Prompt: Filter the records for lines holding the string "Kreislaufwirtschaft".

Chart and figure data
◆ ◆ ◆ ◆ ◆
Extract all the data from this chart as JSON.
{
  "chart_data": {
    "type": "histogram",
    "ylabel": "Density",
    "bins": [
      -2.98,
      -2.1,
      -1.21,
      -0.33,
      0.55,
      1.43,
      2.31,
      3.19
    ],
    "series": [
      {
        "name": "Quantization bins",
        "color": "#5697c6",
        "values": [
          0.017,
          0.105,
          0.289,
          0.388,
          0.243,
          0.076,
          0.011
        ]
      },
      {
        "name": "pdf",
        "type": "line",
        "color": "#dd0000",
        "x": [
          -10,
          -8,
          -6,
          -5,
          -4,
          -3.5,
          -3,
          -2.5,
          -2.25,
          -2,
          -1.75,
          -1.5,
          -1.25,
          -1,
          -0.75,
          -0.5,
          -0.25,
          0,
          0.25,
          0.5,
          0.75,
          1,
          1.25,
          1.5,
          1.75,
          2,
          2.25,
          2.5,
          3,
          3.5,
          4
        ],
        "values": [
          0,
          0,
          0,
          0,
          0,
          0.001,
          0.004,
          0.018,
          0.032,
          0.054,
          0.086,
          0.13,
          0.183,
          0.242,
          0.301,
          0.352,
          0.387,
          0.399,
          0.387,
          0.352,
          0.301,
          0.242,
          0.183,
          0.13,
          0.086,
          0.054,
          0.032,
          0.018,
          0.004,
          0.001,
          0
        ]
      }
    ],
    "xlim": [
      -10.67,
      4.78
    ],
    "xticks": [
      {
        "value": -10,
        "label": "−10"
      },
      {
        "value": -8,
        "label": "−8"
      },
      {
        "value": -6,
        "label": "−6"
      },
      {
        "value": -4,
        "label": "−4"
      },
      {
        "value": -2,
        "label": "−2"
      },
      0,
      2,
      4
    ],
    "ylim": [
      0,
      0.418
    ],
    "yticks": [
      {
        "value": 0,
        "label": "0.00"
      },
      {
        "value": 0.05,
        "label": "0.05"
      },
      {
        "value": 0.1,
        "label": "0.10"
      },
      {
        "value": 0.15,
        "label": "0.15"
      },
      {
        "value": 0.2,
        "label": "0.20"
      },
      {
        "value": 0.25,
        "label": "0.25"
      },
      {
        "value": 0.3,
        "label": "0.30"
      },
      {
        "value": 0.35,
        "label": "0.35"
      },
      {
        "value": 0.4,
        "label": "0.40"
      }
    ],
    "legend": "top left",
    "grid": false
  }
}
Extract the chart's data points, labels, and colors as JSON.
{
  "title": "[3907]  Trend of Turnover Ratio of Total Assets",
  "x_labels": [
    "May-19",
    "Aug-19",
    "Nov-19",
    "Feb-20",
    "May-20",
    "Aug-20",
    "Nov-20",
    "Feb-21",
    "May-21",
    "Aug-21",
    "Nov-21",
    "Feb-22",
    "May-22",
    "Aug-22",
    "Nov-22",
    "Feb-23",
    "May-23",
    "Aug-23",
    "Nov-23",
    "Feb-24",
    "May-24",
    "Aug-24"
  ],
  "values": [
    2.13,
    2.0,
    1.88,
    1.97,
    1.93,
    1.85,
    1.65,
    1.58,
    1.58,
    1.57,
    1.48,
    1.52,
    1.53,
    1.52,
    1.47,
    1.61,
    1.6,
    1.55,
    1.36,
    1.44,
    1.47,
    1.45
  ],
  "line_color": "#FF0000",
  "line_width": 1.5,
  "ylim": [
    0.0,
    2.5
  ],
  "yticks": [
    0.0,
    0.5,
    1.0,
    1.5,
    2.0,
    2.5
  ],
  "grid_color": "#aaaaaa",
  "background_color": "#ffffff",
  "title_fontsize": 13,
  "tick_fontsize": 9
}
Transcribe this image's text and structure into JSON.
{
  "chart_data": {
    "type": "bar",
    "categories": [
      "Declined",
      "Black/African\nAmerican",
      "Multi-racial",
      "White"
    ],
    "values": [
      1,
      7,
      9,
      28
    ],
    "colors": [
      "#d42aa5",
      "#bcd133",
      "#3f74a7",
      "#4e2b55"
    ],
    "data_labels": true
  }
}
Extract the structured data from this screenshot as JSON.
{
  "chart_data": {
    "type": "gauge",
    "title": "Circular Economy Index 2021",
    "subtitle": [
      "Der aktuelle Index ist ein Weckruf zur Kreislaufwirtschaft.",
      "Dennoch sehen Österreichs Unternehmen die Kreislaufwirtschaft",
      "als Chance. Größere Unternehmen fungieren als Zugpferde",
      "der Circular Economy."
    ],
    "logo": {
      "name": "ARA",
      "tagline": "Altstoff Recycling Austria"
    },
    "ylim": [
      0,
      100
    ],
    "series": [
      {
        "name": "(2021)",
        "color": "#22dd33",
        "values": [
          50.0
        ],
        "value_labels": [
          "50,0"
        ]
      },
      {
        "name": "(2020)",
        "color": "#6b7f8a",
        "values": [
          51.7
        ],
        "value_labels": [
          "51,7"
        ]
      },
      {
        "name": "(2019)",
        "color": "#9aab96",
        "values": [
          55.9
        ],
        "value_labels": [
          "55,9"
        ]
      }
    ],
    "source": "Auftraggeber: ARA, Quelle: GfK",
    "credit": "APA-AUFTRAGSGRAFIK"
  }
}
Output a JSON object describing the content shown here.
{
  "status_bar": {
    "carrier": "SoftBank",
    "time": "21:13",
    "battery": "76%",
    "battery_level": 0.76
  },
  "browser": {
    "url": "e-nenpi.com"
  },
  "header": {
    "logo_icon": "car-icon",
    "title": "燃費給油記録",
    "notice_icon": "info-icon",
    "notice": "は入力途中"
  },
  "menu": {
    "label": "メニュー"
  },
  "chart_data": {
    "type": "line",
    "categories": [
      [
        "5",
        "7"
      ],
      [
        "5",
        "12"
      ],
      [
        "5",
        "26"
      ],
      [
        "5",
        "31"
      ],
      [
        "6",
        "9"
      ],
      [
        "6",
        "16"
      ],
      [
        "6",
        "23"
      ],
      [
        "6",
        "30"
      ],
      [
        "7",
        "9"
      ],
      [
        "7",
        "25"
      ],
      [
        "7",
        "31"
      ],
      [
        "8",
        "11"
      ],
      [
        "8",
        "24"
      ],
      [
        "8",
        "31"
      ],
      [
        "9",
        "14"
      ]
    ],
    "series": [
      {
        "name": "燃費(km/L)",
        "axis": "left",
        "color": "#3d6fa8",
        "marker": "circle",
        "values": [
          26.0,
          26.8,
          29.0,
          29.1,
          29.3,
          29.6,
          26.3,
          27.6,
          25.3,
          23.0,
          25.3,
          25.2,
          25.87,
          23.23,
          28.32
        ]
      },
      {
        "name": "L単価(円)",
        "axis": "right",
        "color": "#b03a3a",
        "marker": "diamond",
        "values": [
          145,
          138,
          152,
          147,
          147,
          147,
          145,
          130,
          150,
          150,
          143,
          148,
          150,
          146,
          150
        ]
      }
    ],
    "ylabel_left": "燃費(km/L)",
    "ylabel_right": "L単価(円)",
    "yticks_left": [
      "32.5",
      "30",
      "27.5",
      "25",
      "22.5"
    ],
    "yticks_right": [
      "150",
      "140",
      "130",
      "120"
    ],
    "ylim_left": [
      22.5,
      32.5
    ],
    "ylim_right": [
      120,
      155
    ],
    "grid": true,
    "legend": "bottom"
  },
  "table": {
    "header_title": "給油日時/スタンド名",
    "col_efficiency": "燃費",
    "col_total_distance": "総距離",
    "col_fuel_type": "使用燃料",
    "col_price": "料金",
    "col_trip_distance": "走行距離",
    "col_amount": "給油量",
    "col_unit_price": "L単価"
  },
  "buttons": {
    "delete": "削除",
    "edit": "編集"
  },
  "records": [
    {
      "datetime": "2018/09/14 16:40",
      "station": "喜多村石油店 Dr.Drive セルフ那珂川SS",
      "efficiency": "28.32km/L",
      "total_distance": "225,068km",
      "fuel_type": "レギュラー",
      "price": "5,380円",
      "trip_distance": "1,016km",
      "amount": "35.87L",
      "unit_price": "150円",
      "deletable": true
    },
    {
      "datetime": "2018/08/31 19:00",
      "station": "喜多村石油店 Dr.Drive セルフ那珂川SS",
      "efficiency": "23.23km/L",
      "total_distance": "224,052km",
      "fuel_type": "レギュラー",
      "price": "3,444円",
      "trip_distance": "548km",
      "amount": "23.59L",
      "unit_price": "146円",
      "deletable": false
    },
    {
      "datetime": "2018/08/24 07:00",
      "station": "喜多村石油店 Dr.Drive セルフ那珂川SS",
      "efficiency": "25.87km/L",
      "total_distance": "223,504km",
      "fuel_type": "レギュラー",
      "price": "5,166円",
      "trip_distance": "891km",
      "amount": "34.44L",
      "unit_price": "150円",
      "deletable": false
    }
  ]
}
◆ ◆ ◆ ◆ ◆
Written response:
      "Der aktuelle Index ist ein Weckruf zur Kreislaufwirtschaft.",
      "Dennoch sehen Österreichs Unternehmen die Kreislaufwirtschaft",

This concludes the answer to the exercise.